■ PROVIDED MATERIAL
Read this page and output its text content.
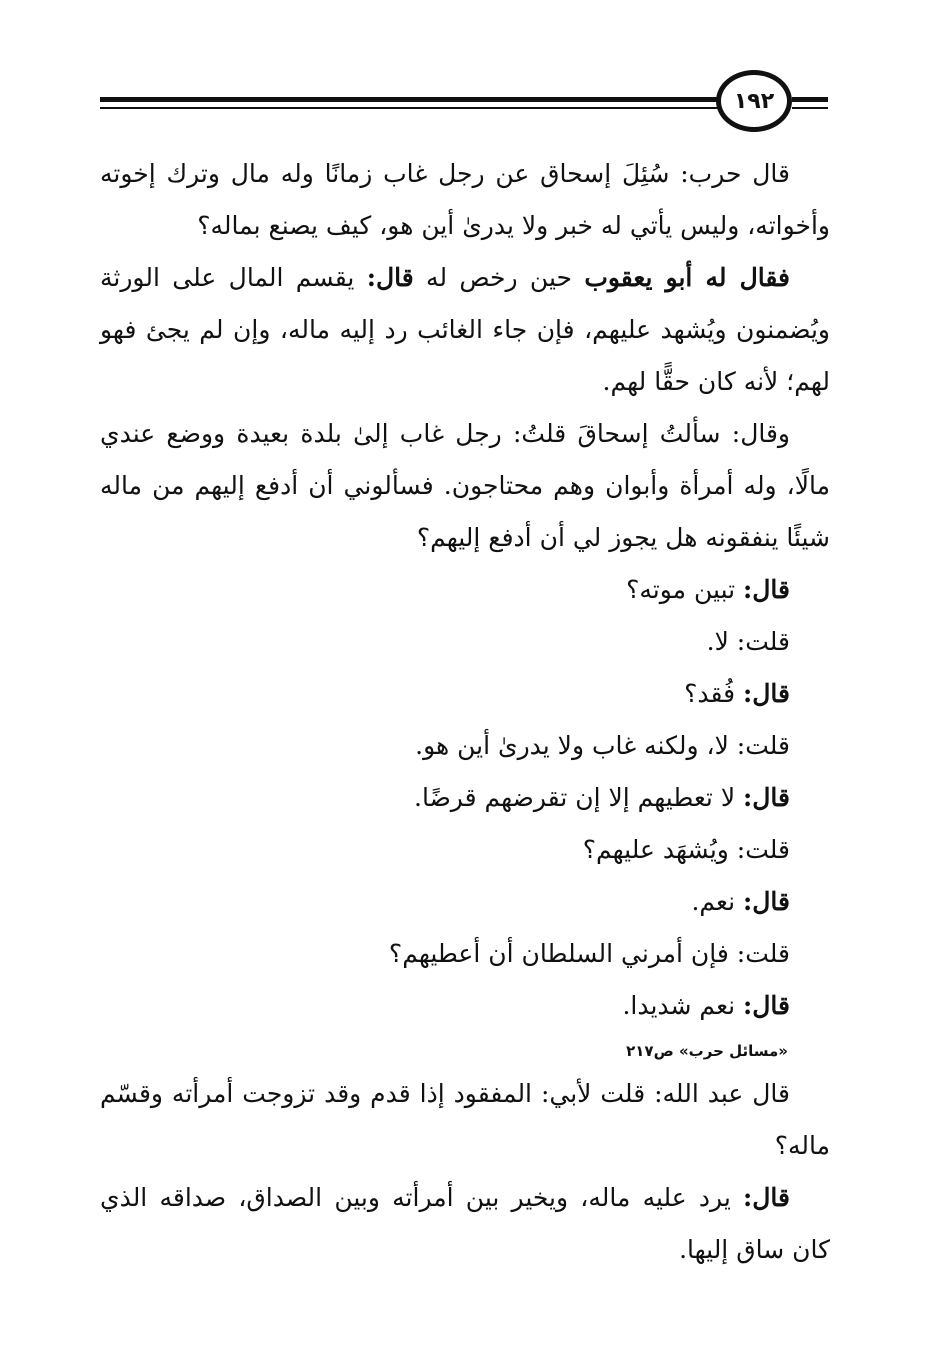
١٩٢

قال حرب: سُئِلَ إسحاق عن رجل غاب زمانًا وله مال وترك إخوته وأخواته، وليس يأتي له خبر ولا يدرىٰ أين هو، كيف يصنع بماله؟

فقال له أبو يعقوب حين رخص له قال: يقسم المال على الورثة ويُضمنون ويُشهد عليهم، فإن جاء الغائب رد إليه ماله، وإن لم يجئ فهو لهم؛ لأنه كان حقًّا لهم.

وقال: سألتُ إسحاقَ قلتُ: رجل غاب إلىٰ بلدة بعيدة ووضع عندي مالًا، وله أمرأة وأبوان وهم محتاجون. فسألوني أن أدفع إليهم من ماله شيئًا ينفقونه هل يجوز لي أن أدفع إليهم؟

قال: تبين موته؟
قلت: لا.
قال: فُقد؟
قلت: لا، ولكنه غاب ولا يدرىٰ أين هو.
قال: لا تعطيهم إلا إن تقرضهم قرضًا.
قلت: ويُشهَد عليهم؟
قال: نعم.
قلت: فإن أمرني السلطان أن أعطيهم؟
قال: نعم شديدا.
«مسائل حرب» ص٢١٧

قال عبد الله: قلت لأبي: المفقود إذا قدم وقد تزوجت أمرأته وقسّم ماله؟

قال: يرد عليه ماله، ويخير بين أمرأته وبين الصداق، صداقه الذي كان ساق إليها.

■ WHAT YOU SHOULD DO
Every entry above needs to be retyped exactly; drop the pictures.

■ OUTPUT FOR THIS EXERCISE
Read this page and output its text content.
١٩٢

قال حرب: سُئِلَ إسحاق عن رجل غاب زمانًا وله مال وترك إخوته وأخواته، وليس يأتي له خبر ولا يدرىٰ أين هو، كيف يصنع بماله؟

فقال له أبو يعقوب حين رخص له قال: يقسم المال على الورثة ويُضمنون ويُشهد عليهم، فإن جاء الغائب رد إليه ماله، وإن لم يجئ فهو لهم؛ لأنه كان حقًّا لهم.

وقال: سألتُ إسحاقَ قلتُ: رجل غاب إلىٰ بلدة بعيدة ووضع عندي مالًا، وله أمرأة وأبوان وهم محتاجون. فسألوني أن أدفع إليهم من ماله شيئًا ينفقونه هل يجوز لي أن أدفع إليهم؟

قال: تبين موته؟
قلت: لا.
قال: فُقد؟
قلت: لا، ولكنه غاب ولا يدرىٰ أين هو.
قال: لا تعطيهم إلا إن تقرضهم قرضًا.
قلت: ويُشهَد عليهم؟
قال: نعم.
قلت: فإن أمرني السلطان أن أعطيهم؟
قال: نعم شديدا.
«مسائل حرب» ص٢١٧

قال عبد الله: قلت لأبي: المفقود إذا قدم وقد تزوجت أمرأته وقسّم ماله؟

قال: يرد عليه ماله، ويخير بين أمرأته وبين الصداق، صداقه الذي كان ساق إليها.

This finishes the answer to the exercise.